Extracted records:
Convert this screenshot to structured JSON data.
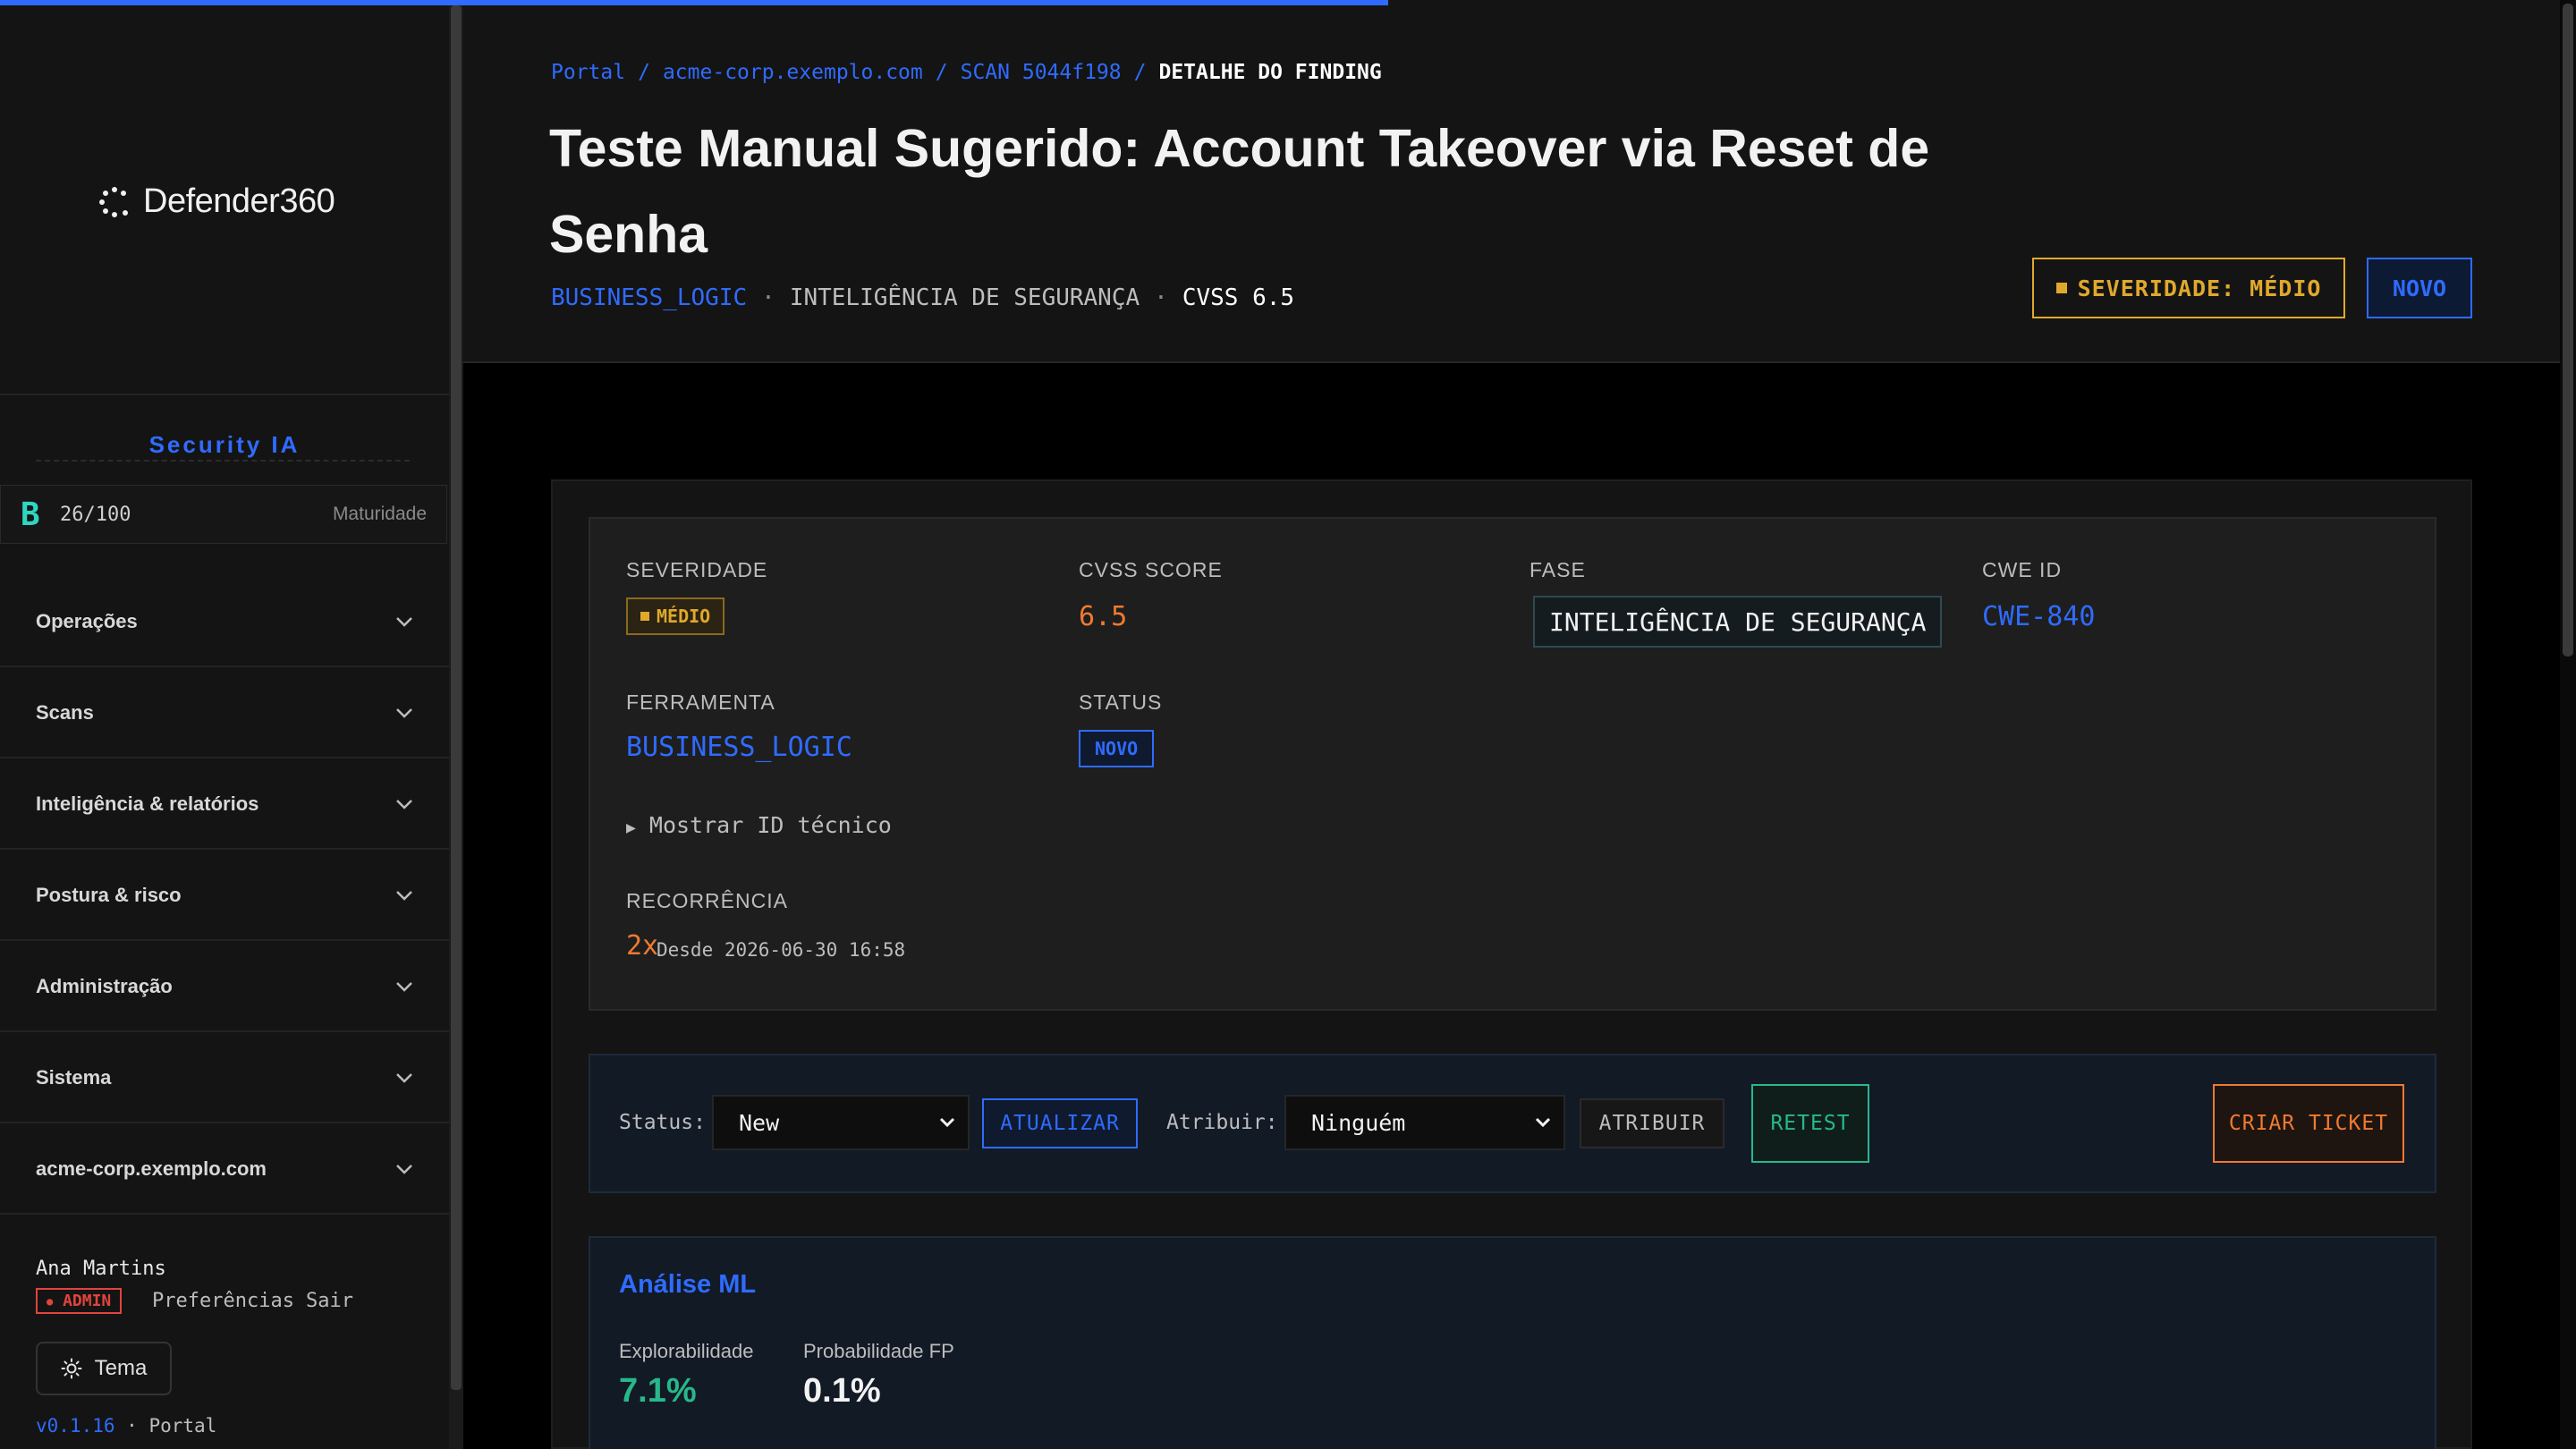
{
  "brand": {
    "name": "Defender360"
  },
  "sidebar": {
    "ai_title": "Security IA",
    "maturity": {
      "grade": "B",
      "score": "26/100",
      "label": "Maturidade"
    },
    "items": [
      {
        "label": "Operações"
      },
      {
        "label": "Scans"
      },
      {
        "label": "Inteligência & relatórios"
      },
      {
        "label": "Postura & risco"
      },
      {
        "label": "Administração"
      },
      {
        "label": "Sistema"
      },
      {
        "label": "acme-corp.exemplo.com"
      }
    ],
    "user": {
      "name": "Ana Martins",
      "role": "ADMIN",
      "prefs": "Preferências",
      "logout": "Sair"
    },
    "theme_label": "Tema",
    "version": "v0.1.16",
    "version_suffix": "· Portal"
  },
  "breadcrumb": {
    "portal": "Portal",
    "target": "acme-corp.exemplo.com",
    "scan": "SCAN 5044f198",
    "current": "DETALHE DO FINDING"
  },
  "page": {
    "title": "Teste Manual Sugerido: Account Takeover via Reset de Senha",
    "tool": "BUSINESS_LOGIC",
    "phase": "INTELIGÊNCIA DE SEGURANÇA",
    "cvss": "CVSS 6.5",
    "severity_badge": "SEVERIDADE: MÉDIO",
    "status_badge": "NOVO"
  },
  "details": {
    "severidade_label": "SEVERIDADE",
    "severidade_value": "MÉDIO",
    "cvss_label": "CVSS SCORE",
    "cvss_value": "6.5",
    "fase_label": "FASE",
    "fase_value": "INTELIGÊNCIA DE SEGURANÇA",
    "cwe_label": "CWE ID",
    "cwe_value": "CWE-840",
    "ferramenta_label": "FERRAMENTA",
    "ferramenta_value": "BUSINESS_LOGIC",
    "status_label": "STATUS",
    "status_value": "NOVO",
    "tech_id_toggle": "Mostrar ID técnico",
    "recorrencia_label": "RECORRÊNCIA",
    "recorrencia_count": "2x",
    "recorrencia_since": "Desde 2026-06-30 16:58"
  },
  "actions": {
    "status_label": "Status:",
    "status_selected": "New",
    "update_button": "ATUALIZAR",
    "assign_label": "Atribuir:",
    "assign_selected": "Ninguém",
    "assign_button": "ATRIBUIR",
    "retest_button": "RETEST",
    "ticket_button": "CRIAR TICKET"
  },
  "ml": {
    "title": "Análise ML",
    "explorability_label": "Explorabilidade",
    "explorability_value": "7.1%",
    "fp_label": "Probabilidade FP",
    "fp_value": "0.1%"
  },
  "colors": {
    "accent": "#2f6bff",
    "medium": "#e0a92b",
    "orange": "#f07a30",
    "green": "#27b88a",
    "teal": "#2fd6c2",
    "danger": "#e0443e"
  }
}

...

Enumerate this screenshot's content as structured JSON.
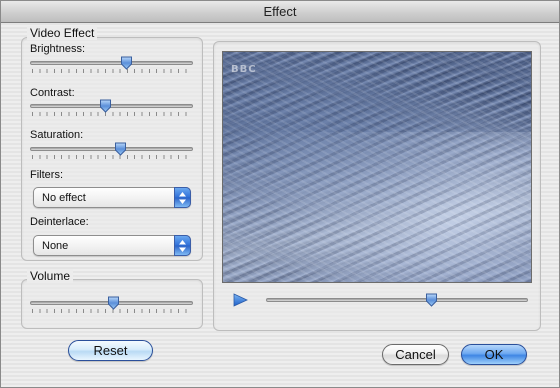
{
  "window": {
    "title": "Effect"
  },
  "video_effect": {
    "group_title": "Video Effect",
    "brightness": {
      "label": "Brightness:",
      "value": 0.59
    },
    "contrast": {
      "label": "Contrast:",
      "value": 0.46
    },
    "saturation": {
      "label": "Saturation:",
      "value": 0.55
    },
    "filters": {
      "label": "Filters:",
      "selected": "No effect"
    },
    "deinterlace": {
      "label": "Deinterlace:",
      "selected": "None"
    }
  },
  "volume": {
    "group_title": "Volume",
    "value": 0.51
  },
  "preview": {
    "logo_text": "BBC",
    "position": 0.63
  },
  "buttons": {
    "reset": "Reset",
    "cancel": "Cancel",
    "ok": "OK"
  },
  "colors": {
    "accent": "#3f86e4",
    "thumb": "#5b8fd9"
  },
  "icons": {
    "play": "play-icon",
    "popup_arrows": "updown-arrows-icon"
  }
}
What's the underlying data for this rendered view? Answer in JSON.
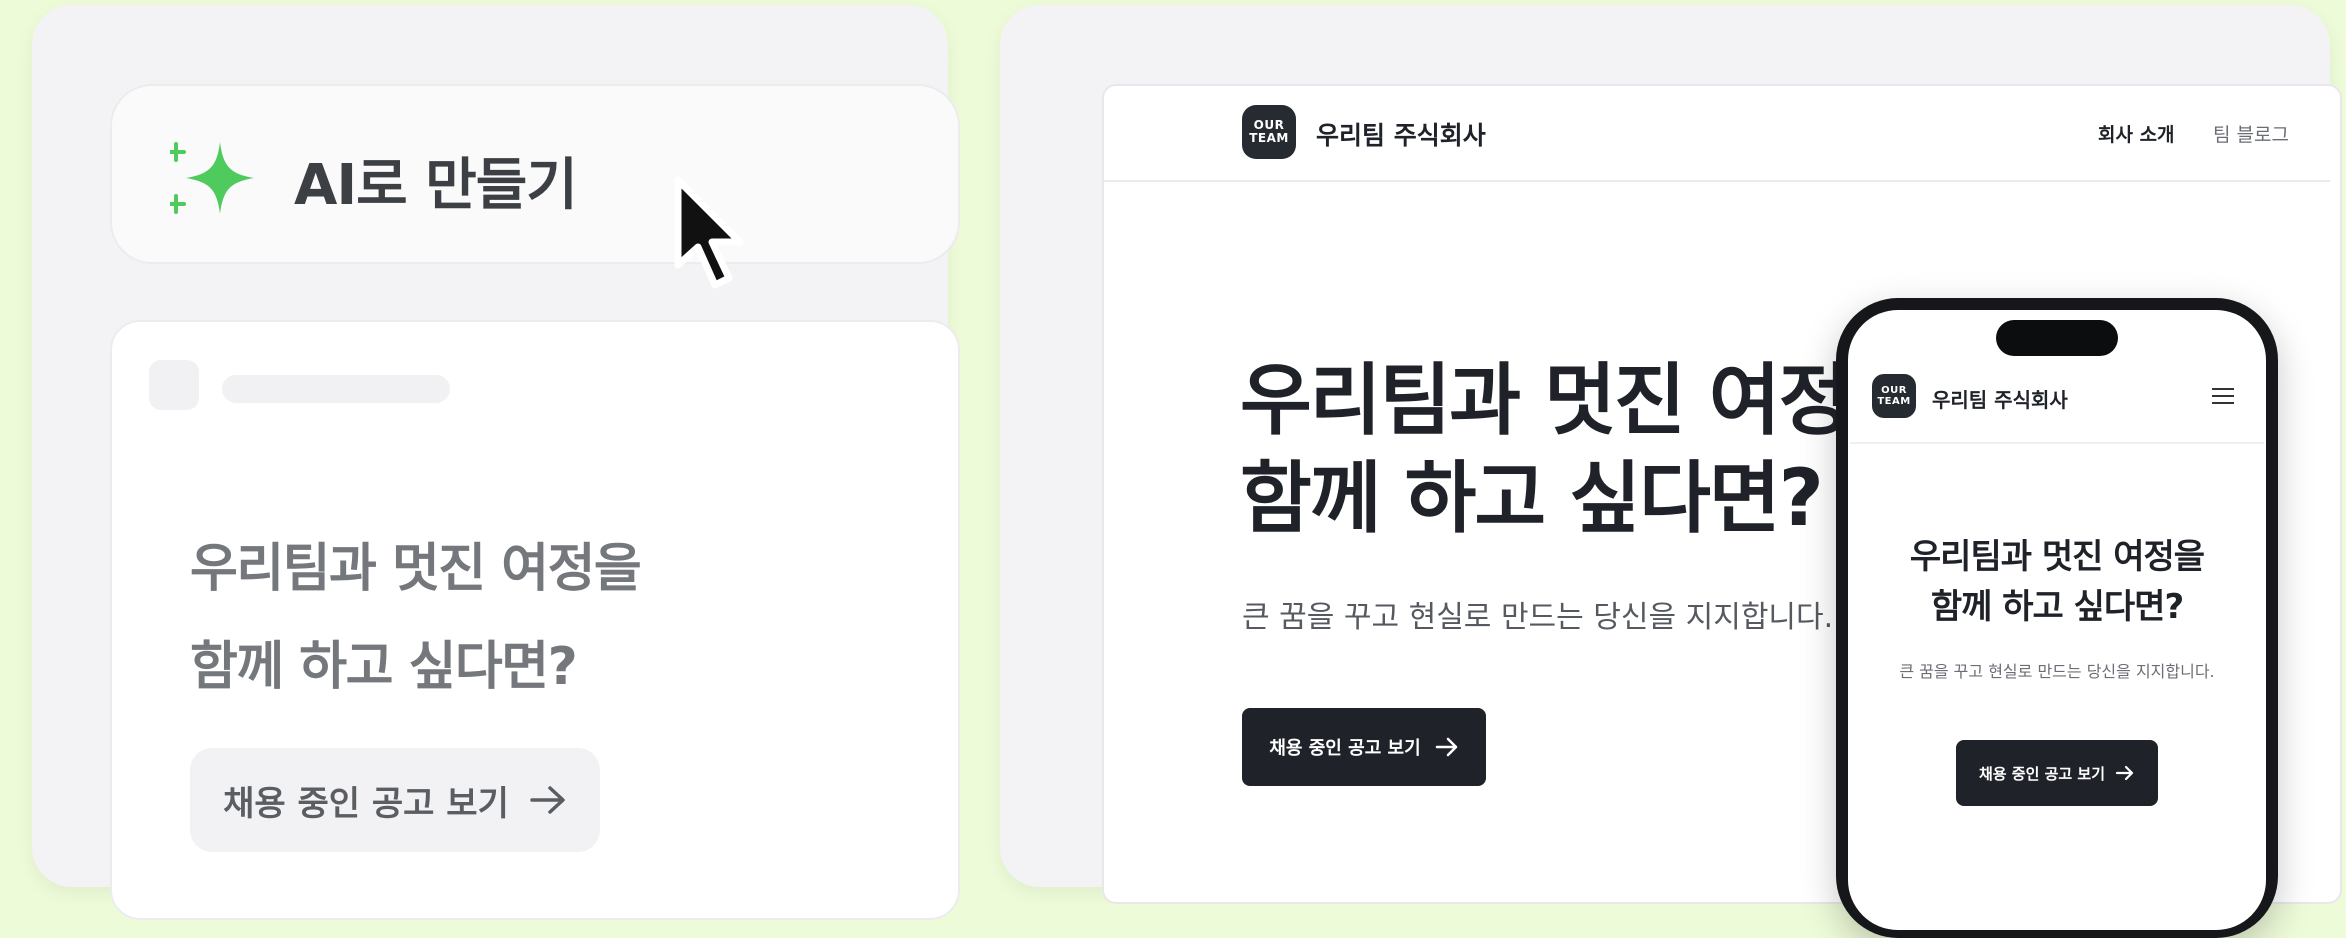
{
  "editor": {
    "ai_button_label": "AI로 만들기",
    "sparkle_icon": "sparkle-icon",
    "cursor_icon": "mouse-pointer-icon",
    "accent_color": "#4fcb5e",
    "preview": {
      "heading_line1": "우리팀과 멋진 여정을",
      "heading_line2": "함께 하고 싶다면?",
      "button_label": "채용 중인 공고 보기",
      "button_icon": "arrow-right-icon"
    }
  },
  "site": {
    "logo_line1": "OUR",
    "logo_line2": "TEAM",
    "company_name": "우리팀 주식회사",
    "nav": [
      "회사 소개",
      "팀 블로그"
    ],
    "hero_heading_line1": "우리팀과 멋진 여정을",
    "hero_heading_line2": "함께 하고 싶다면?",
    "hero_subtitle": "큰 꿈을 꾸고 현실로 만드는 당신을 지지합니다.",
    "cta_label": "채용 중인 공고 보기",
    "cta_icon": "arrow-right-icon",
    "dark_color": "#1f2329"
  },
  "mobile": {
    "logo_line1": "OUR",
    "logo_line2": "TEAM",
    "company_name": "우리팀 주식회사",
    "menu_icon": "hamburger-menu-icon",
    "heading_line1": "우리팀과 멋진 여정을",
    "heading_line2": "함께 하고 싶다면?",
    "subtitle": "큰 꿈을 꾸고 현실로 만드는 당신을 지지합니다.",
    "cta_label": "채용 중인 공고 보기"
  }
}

_PROBLEM TO SOLVE_
Show, from the listing above, each line that contains the word "corp".

_SOLUTION_
        "label": "acme-corp.exemplo.com"
    "target": "acme-corp.exemplo.com",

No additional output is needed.